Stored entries
___

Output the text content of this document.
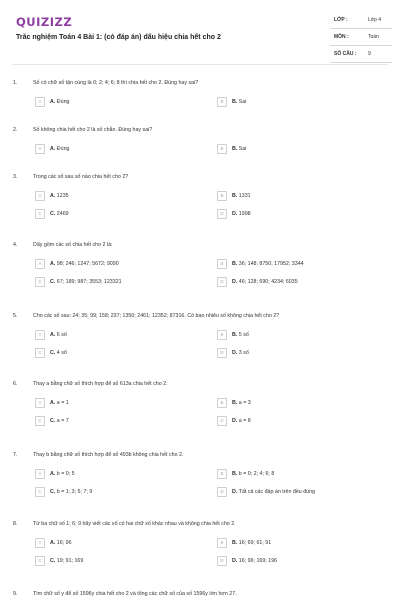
QUIZIZZ
Trắc nghiệm Toán 4 Bài 1: (có đáp án) dấu hiệu chia hết cho 2
LỚP :	Lớp 4
MÔN :	Toán
SỐ CÂU : 9
1.	Số có chữ số tận cùng là 0; 2; 4; 6; 8 thì chia hết cho 2. Đúng hay sai?
A	A. Đúng	B	B. Sai
2.	Số không chia hết cho 2 là số chẵn. Đúng hay sai?
A	A. Đúng	B	B. Sai
3.	Trong các số sau số nào chia hết cho 2?
A	A. 1235	B	B. 1331
C	C. 2469	D	D. 1998
4.	Dãy gồm các số chia hết cho 2 là:
A	A. 98; 246; 1247; 5672; 9090	B	B. 36; 148; 8750; 17952; 3344
C	C. 67; 189; 987; 3553; 123321	D	D. 46; 128; 690; 4234; 6035
5.	Cho các số sau: 24; 35; 99; 158; 237; 1350; 2461; 12352; 87316. Có bao nhiêu số không chia hết cho 2?
A	A. 6 số	B	B. 5 số
C	C. 4 số	D	D. 3 số
6.	Thay a bằng chữ số thích hợp để số 613a chia hết cho 2.
A	A. a = 1	B	B. a = 3
C	C. a = 7	D	D. a = 8
7.	Thay b bằng chữ số thích hợp để số 493b không chia hết cho 2.
A	A. b = 0; 5	B	B. b = 0; 2; 4; 6; 8
C	C. b = 1; 3; 5; 7; 9	D	D. Tất cả các đáp án trên đều đúng
8.	Từ ba chữ số 1; 6; 9 hãy viết các số có hai chữ số khác nhau và không chia hết cho 2.
A	A. 16; 96	B	B. 16; 69; 61; 91
C	C. 19; 91; 169	D	D. 16; 96; 169; 196
9.	Tìm chữ số y để số 1596y chia hết cho 2 và tổng các chữ số của số 1596y lớn hơn 27.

___

Goal: Drop the images and quote the entries word for word.

Solution below:
Output the text content of this document.
QUIZIZZ
Trắc nghiệm Toán 4 Bài 1: (có đáp án) dấu hiệu chia hết cho 2
LỚP :	Lớp 4
MÔN :	Toán
SỐ CÂU : 9
1.	Số có chữ số tận cùng là 0; 2; 4; 6; 8 thì chia hết cho 2. Đúng hay sai?
A	A. Đúng	B	B. Sai
2.	Số không chia hết cho 2 là số chẵn. Đúng hay sai?
A	A. Đúng	B	B. Sai
3.	Trong các số sau số nào chia hết cho 2?
A	A. 1235	B	B. 1331
C	C. 2469	D	D. 1998
4.	Dãy gồm các số chia hết cho 2 là:
A	A. 98; 246; 1247; 5672; 9090	B	B. 36; 148; 8750; 17952; 3344
C	C. 67; 189; 987; 3553; 123321	D	D. 46; 128; 690; 4234; 6035
5.	Cho các số sau: 24; 35; 99; 158; 237; 1350; 2461; 12352; 87316. Có bao nhiêu số không chia hết cho 2?
A	A. 6 số	B	B. 5 số
C	C. 4 số	D	D. 3 số
6.	Thay a bằng chữ số thích hợp để số 613a chia hết cho 2.
A	A. a = 1	B	B. a = 3
C	C. a = 7	D	D. a = 8
7.	Thay b bằng chữ số thích hợp để số 493b không chia hết cho 2.
A	A. b = 0; 5	B	B. b = 0; 2; 4; 6; 8
C	C. b = 1; 3; 5; 7; 9	D	D. Tất cả các đáp án trên đều đúng
8.	Từ ba chữ số 1; 6; 9 hãy viết các số có hai chữ số khác nhau và không chia hết cho 2.
A	A. 16; 96	B	B. 16; 69; 61; 91
C	C. 19; 91; 169	D	D. 16; 96; 169; 196
9.	Tìm chữ số y để số 1596y chia hết cho 2 và tổng các chữ số của số 1596y lớn hơn 27.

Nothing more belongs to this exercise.